For each line in the data below that holds "values", return a copy.
··· DATASET
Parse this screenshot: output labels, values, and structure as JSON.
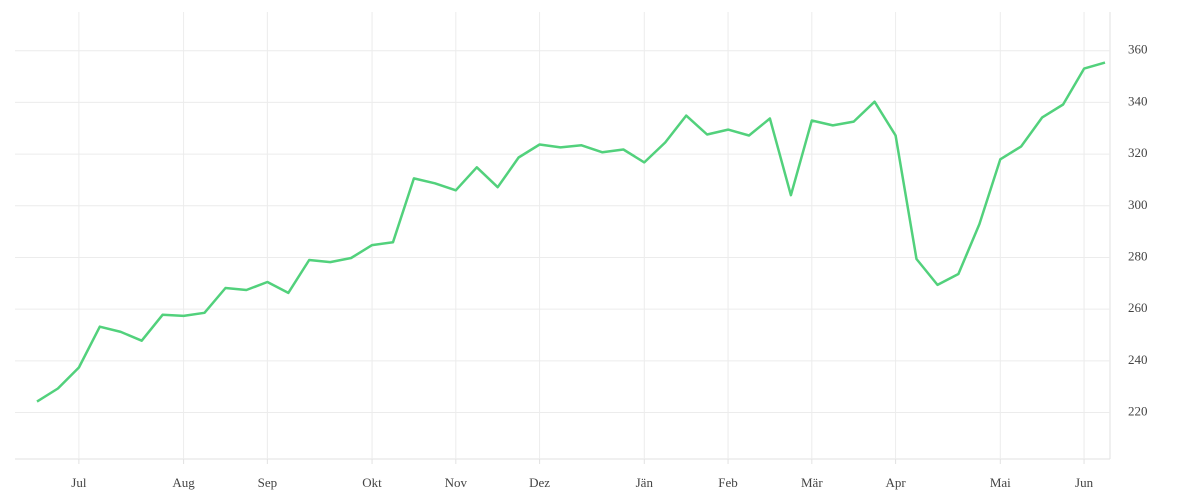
{
  "chart_data": {
    "type": "line",
    "categories": [
      null,
      null,
      "Jul",
      null,
      null,
      null,
      null,
      "Aug",
      null,
      null,
      null,
      "Sep",
      null,
      null,
      null,
      null,
      "Okt",
      null,
      null,
      null,
      "Nov",
      null,
      null,
      null,
      "Dez",
      null,
      null,
      null,
      null,
      "Jän",
      null,
      null,
      null,
      "Feb",
      null,
      null,
      null,
      "Mär",
      null,
      null,
      null,
      "Apr",
      null,
      null,
      null,
      null,
      "Mai",
      null,
      null,
      null,
      "Jun",
      null
    ],
    "values": [
      224.2,
      229.3,
      237.4,
      253.2,
      251.2,
      247.8,
      257.8,
      257.4,
      258.6,
      268.2,
      267.4,
      270.5,
      266.3,
      279.0,
      278.2,
      279.8,
      284.8,
      285.9,
      310.6,
      308.7,
      306.0,
      314.9,
      307.2,
      318.7,
      323.7,
      322.6,
      323.4,
      320.7,
      321.8,
      316.8,
      324.5,
      334.9,
      327.6,
      329.5,
      327.2,
      333.8,
      304.1,
      333.0,
      331.1,
      332.6,
      340.3,
      327.2,
      279.4,
      269.4,
      273.6,
      292.9,
      318.0,
      323.0,
      334.2,
      339.2,
      353.1,
      355.4
    ],
    "color": "#52d17c",
    "ylim": [
      202,
      375
    ],
    "yticks": [
      220,
      240,
      260,
      280,
      300,
      320,
      340,
      360
    ],
    "grid": true,
    "y_axis_side": "right"
  }
}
······
▶ [ANSWER TO THIS PROBLEM]
Parse this screenshot: output labels, values, and structure as JSON.
    "values": [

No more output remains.